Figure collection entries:

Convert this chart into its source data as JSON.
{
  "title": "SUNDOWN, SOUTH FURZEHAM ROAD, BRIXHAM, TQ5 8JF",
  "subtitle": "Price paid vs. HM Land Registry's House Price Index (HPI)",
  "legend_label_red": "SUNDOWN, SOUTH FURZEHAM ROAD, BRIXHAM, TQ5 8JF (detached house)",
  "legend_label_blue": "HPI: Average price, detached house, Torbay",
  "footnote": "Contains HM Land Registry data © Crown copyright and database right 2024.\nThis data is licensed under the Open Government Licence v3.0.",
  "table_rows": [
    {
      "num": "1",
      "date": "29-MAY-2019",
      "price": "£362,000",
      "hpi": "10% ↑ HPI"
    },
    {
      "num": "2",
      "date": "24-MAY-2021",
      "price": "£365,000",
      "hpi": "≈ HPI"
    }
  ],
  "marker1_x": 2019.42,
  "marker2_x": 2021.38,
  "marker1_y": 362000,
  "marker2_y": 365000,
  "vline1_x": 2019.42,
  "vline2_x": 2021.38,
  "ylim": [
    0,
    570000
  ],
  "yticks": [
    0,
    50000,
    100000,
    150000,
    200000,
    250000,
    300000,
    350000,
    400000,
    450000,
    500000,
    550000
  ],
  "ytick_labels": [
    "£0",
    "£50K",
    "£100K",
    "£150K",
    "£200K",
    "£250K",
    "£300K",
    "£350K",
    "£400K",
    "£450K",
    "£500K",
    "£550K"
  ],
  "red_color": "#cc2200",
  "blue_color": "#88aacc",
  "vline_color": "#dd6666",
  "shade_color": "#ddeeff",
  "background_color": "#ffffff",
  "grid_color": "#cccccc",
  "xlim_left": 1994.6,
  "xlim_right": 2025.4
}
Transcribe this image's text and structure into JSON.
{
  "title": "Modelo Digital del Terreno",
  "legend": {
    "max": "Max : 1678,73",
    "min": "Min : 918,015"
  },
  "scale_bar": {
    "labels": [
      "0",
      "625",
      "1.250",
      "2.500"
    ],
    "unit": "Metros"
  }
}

Given task:
Scan the material above. Extract every line in which the word "data" occurs.

Worked answer:
Convert this chart into its source data as JSON.
  "footnote": "Contains HM Land Registry data © Crown copyright and database right 2024.\nThis data is licensed under the Open Government Licence v3.0.",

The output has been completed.